* _Your goal_: Your task is to extract every line from the material below exactly.

* _Records shown_:

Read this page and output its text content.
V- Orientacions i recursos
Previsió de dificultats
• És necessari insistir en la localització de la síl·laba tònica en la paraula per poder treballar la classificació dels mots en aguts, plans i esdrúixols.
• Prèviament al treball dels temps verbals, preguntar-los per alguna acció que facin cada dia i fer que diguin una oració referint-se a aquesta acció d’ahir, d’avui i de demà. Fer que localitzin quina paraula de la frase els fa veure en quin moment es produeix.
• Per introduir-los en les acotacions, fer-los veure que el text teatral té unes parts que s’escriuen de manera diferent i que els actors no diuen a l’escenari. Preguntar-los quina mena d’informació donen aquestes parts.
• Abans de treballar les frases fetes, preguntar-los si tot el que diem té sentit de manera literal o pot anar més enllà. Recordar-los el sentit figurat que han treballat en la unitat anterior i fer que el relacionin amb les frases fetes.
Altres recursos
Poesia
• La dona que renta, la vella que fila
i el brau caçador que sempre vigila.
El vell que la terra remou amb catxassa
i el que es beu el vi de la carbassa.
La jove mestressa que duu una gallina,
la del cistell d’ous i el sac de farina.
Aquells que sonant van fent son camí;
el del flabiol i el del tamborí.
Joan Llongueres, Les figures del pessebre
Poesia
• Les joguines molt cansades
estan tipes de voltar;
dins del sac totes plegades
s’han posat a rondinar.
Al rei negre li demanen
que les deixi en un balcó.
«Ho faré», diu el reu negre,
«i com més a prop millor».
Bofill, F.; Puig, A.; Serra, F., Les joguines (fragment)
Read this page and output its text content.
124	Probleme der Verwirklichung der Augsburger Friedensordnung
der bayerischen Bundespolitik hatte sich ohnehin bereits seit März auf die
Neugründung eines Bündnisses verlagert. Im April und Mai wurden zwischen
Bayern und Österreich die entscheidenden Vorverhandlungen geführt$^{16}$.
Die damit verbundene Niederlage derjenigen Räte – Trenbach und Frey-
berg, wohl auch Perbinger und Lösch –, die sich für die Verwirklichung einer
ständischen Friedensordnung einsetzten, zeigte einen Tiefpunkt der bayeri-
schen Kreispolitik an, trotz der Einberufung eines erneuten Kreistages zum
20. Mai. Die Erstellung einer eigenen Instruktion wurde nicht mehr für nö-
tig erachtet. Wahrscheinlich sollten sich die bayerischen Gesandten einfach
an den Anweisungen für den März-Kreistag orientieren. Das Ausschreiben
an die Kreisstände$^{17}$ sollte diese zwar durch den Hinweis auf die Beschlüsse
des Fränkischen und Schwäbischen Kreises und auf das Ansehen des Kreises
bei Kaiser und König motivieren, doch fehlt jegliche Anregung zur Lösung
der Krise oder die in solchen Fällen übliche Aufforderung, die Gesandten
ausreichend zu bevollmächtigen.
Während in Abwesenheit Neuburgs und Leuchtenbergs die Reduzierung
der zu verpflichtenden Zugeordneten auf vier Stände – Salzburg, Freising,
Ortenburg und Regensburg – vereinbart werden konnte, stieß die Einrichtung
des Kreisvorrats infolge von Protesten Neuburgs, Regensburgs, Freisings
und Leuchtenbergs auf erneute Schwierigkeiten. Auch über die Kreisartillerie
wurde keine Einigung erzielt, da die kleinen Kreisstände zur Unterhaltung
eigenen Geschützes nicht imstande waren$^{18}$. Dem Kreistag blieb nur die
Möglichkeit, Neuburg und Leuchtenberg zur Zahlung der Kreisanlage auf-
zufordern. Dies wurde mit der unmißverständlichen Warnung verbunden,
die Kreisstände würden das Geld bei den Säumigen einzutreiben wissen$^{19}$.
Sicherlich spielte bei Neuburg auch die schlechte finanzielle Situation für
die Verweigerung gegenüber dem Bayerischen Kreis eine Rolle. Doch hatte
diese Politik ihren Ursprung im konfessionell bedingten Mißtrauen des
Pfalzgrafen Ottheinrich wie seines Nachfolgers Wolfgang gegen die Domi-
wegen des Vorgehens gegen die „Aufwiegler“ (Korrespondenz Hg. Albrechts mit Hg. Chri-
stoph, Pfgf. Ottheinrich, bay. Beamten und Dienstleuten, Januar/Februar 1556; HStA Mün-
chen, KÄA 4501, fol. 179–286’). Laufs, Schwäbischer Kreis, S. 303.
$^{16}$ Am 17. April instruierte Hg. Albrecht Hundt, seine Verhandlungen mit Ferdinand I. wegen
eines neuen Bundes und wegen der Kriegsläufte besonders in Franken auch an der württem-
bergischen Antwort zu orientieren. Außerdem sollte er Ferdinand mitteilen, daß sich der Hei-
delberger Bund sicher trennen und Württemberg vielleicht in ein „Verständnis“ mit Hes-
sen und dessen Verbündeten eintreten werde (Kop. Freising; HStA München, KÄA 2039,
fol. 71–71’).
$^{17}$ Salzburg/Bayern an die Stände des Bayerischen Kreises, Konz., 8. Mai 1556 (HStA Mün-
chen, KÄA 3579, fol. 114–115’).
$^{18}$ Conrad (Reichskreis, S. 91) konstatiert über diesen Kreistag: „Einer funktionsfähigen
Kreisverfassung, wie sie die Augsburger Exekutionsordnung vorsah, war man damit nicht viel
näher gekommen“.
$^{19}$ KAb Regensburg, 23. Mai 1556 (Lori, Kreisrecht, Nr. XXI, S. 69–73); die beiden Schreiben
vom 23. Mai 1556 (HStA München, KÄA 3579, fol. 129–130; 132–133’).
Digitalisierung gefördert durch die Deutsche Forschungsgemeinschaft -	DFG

* _Response to the exercise_:
Read this page and output its text content.
V- Orientacions i recursos
Previsió de dificultats
• És necessari insistir en la localització de la síl·laba tònica en la paraula per poder treballar la classificació dels mots en aguts, plans i esdrúixols.
• Prèviament al treball dels temps verbals, preguntar-los per alguna acció que facin cada dia i fer que diguin una oració referint-se a aquesta acció d’ahir, d’avui i de demà. Fer que localitzin quina paraula de la frase els fa veure en quin moment es produeix.
• Per introduir-los en les acotacions, fer-los veure que el text teatral té unes parts que s’escriuen de manera diferent i que els actors no diuen a l’escenari. Preguntar-los quina mena d’informació donen aquestes parts.
• Abans de treballar les frases fetes, preguntar-los si tot el que diem té sentit de manera literal o pot anar més enllà. Recordar-los el sentit figurat que han treballat en la unitat anterior i fer que el relacionin amb les frases fetes.
Altres recursos
Poesia
• La dona que renta, la vella que fila
i el brau caçador que sempre vigila.
El vell que la terra remou amb catxassa
i el que es beu el vi de la carbassa.
La jove mestressa que duu una gallina,
la del cistell d’ous i el sac de farina.
Aquells que sonant van fent son camí;
el del flabiol i el del tamborí.
Joan Llongueres, Les figures del pessebre
Poesia
• Les joguines molt cansades
estan tipes de voltar;
dins del sac totes plegades
s’han posat a rondinar.
Al rei negre li demanen
que les deixi en un balcó.
«Ho faré», diu el reu negre,
«i com més a prop millor».
Bofill, F.; Puig, A.; Serra, F., Les joguines (fragment)
Read this page and output its text content.
124	Probleme der Verwirklichung der Augsburger Friedensordnung
der bayerischen Bundespolitik hatte sich ohnehin bereits seit März auf die
Neugründung eines Bündnisses verlagert. Im April und Mai wurden zwischen
Bayern und Österreich die entscheidenden Vorverhandlungen geführt$^{16}$.
Die damit verbundene Niederlage derjenigen Räte – Trenbach und Frey-
berg, wohl auch Perbinger und Lösch –, die sich für die Verwirklichung einer
ständischen Friedensordnung einsetzten, zeigte einen Tiefpunkt der bayeri-
schen Kreispolitik an, trotz der Einberufung eines erneuten Kreistages zum
20. Mai. Die Erstellung einer eigenen Instruktion wurde nicht mehr für nö-
tig erachtet. Wahrscheinlich sollten sich die bayerischen Gesandten einfach
an den Anweisungen für den März-Kreistag orientieren. Das Ausschreiben
an die Kreisstände$^{17}$ sollte diese zwar durch den Hinweis auf die Beschlüsse
des Fränkischen und Schwäbischen Kreises und auf das Ansehen des Kreises
bei Kaiser und König motivieren, doch fehlt jegliche Anregung zur Lösung
der Krise oder die in solchen Fällen übliche Aufforderung, die Gesandten
ausreichend zu bevollmächtigen.
Während in Abwesenheit Neuburgs und Leuchtenbergs die Reduzierung
der zu verpflichtenden Zugeordneten auf vier Stände – Salzburg, Freising,
Ortenburg und Regensburg – vereinbart werden konnte, stieß die Einrichtung
des Kreisvorrats infolge von Protesten Neuburgs, Regensburgs, Freisings
und Leuchtenbergs auf erneute Schwierigkeiten. Auch über die Kreisartillerie
wurde keine Einigung erzielt, da die kleinen Kreisstände zur Unterhaltung
eigenen Geschützes nicht imstande waren$^{18}$. Dem Kreistag blieb nur die
Möglichkeit, Neuburg und Leuchtenberg zur Zahlung der Kreisanlage auf-
zufordern. Dies wurde mit der unmißverständlichen Warnung verbunden,
die Kreisstände würden das Geld bei den Säumigen einzutreiben wissen$^{19}$.
Sicherlich spielte bei Neuburg auch die schlechte finanzielle Situation für
die Verweigerung gegenüber dem Bayerischen Kreis eine Rolle. Doch hatte
diese Politik ihren Ursprung im konfessionell bedingten Mißtrauen des
Pfalzgrafen Ottheinrich wie seines Nachfolgers Wolfgang gegen die Domi-
wegen des Vorgehens gegen die „Aufwiegler“ (Korrespondenz Hg. Albrechts mit Hg. Chri-
stoph, Pfgf. Ottheinrich, bay. Beamten und Dienstleuten, Januar/Februar 1556; HStA Mün-
chen, KÄA 4501, fol. 179–286’). Laufs, Schwäbischer Kreis, S. 303.
$^{16}$ Am 17. April instruierte Hg. Albrecht Hundt, seine Verhandlungen mit Ferdinand I. wegen
eines neuen Bundes und wegen der Kriegsläufte besonders in Franken auch an der württem-
bergischen Antwort zu orientieren. Außerdem sollte er Ferdinand mitteilen, daß sich der Hei-
delberger Bund sicher trennen und Württemberg vielleicht in ein „Verständnis“ mit Hes-
sen und dessen Verbündeten eintreten werde (Kop. Freising; HStA München, KÄA 2039,
fol. 71–71’).
$^{17}$ Salzburg/Bayern an die Stände des Bayerischen Kreises, Konz., 8. Mai 1556 (HStA Mün-
chen, KÄA 3579, fol. 114–115’).
$^{18}$ Conrad (Reichskreis, S. 91) konstatiert über diesen Kreistag: „Einer funktionsfähigen
Kreisverfassung, wie sie die Augsburger Exekutionsordnung vorsah, war man damit nicht viel
näher gekommen“.
$^{19}$ KAb Regensburg, 23. Mai 1556 (Lori, Kreisrecht, Nr. XXI, S. 69–73); die beiden Schreiben
vom 23. Mai 1556 (HStA München, KÄA 3579, fol. 129–130; 132–133’).
Digitalisierung gefördert durch die Deutsche Forschungsgemeinschaft -	DFG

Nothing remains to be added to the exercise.